| Exercise brief |
Retype each line exactly. Skip images.

BEGIN Task input

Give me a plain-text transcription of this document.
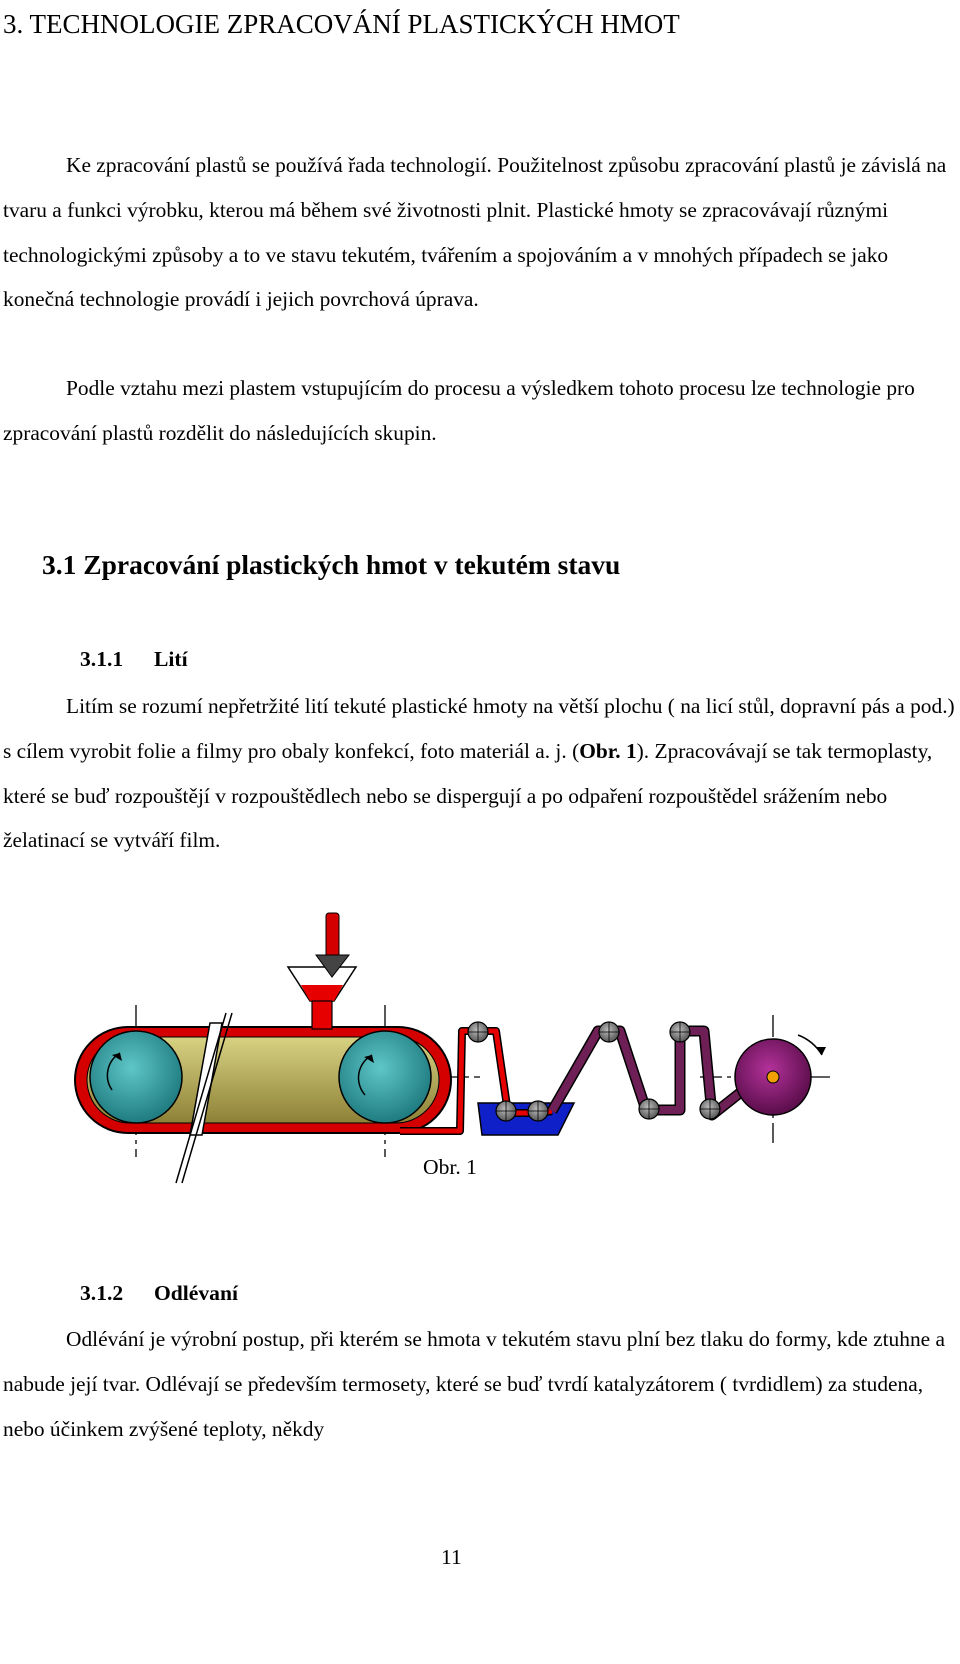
3. TECHNOLOGIE ZPRACOVÁNÍ PLASTICKÝCH HMOT

Ke zpracování plastů se používá řada technologií. Použitelnost způsobu zpracování plastů je závislá na tvaru a funkci výrobku, kterou má během své životnosti plnit. Plastické hmoty se zpracovávají různými technologickými způsoby a to ve stavu tekutém, tvářením a spojováním a v mnohých případech se jako konečná technologie provádí i jejich povrchová úprava.

Podle vztahu mezi plastem vstupujícím do procesu a výsledkem tohoto procesu lze technologie pro zpracování plastů rozdělit do následujících skupin.

3.1 Zpracování plastických hmot v tekutém stavu
3.1.1 Lití

Litím se rozumí nepřetržité lití tekuté plastické hmoty na větší plochu ( na licí stůl, dopravní pás a pod.) s cílem vyrobit folie a filmy pro obaly konfekcí, foto materiál a. j. (Obr. 1). Zpracovávají se tak termoplasty, které se buď rozpouštějí v rozpouštědlech nebo se dispergují a po odpaření rozpouštědel srážením nebo želatinací se vytváří film.

Obr. 1
3.1.2 Odlévaní

Odlévání je výrobní postup, při kterém se hmota v tekutém stavu plní bez tlaku do formy, kde ztuhne a nabude její tvar. Odlévají se především termosety, které se buď tvrdí katalyzátorem ( tvrdidlem) za studena, nebo účinkem zvýšené teploty, někdy

11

END Task input

| Output of the exercise |
Give me a plain-text transcription of this document.
3. TECHNOLOGIE ZPRACOVÁNÍ PLASTICKÝCH HMOT

Ke zpracování plastů se používá řada technologií. Použitelnost způsobu zpracování plastů je závislá na tvaru a funkci výrobku, kterou má během své životnosti plnit. Plastické hmoty se zpracovávají různými technologickými způsoby a to ve stavu tekutém, tvářením a spojováním a v mnohých případech se jako konečná technologie provádí i jejich povrchová úprava.

Podle vztahu mezi plastem vstupujícím do procesu a výsledkem tohoto procesu lze technologie pro zpracování plastů rozdělit do následujících skupin.

3.1 Zpracování plastických hmot v tekutém stavu
3.1.1 Lití

Litím se rozumí nepřetržité lití tekuté plastické hmoty na větší plochu ( na licí stůl, dopravní pás a pod.) s cílem vyrobit folie a filmy pro obaly konfekcí, foto materiál a. j. (Obr. 1). Zpracovávají se tak termoplasty, které se buď rozpouštějí v rozpouštědlech nebo se dispergují a po odpaření rozpouštědel srážením nebo želatinací se vytváří film.

Obr. 1
3.1.2 Odlévaní

Odlévání je výrobní postup, při kterém se hmota v tekutém stavu plní bez tlaku do formy, kde ztuhne a nabude její tvar. Odlévají se především termosety, které se buď tvrdí katalyzátorem ( tvrdidlem) za studena, nebo účinkem zvýšené teploty, někdy

11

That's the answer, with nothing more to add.